• [Stored data]:
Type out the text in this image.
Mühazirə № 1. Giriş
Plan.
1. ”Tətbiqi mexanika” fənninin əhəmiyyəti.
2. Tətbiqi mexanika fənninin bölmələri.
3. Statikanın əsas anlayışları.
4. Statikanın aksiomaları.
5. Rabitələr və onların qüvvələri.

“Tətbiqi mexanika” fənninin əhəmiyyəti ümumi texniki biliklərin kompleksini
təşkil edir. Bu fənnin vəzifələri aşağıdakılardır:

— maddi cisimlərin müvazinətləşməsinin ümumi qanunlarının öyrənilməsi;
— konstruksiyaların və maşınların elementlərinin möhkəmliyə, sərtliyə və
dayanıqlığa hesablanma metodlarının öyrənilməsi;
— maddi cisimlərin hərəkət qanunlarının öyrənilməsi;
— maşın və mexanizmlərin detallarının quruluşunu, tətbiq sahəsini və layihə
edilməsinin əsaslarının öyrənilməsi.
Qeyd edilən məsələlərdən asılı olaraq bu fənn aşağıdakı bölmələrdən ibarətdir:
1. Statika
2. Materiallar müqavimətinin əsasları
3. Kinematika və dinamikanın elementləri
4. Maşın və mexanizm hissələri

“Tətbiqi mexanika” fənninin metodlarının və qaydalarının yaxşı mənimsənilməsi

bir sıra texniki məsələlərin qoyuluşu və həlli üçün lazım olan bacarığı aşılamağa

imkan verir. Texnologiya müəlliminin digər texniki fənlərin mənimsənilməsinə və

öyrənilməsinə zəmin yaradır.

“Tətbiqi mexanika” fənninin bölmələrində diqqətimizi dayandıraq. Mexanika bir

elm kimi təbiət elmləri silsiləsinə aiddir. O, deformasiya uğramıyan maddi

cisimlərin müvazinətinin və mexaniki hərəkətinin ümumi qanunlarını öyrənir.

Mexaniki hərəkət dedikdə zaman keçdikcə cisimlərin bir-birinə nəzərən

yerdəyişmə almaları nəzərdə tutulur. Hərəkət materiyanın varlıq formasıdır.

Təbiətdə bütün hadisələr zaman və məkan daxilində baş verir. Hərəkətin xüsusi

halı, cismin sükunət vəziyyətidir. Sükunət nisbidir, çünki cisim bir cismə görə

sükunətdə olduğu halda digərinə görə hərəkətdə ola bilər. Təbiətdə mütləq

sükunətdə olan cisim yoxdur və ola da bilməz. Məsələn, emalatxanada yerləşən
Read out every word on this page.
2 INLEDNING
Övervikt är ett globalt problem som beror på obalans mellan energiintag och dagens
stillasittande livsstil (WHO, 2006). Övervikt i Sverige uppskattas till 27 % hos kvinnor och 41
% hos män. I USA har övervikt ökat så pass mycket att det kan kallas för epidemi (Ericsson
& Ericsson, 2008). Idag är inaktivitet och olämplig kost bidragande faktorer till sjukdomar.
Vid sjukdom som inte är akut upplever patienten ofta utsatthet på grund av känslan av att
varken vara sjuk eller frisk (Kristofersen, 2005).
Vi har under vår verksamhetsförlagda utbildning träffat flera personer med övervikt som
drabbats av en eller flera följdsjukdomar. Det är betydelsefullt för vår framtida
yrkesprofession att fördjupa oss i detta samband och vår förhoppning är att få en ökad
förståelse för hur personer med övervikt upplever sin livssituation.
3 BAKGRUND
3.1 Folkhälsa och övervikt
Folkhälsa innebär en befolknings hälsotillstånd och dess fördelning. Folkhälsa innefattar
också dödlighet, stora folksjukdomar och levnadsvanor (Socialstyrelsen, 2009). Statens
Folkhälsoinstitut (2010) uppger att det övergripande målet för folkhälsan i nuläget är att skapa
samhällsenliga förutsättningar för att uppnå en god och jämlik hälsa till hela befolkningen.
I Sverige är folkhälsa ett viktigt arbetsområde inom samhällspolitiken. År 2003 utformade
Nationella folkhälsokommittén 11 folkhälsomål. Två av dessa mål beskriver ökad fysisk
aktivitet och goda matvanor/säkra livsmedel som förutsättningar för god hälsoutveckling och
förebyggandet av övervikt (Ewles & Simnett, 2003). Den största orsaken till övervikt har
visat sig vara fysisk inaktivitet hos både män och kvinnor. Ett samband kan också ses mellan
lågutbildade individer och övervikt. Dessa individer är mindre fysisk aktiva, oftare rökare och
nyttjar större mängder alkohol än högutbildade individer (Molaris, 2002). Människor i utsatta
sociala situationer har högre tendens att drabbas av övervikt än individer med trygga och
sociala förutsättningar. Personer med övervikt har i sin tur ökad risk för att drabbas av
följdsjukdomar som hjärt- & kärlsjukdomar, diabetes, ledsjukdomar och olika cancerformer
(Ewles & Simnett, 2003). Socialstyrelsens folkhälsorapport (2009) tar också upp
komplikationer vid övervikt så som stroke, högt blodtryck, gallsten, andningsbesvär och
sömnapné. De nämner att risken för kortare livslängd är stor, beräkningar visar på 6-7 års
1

• [Work to do]:
Lines that hold "också" are the ones to copy; find all of them.

• [Complete output]:
också dödlighet, stora folksjukdomar och levnadsvanor (Socialstyrelsen, 2009). Statens
visat sig vara fysisk inaktivitet hos både män och kvinnor. Ett samband kan också ses mellan
(Ewles & Simnett, 2003). Socialstyrelsens folkhälsorapport (2009) tar också upp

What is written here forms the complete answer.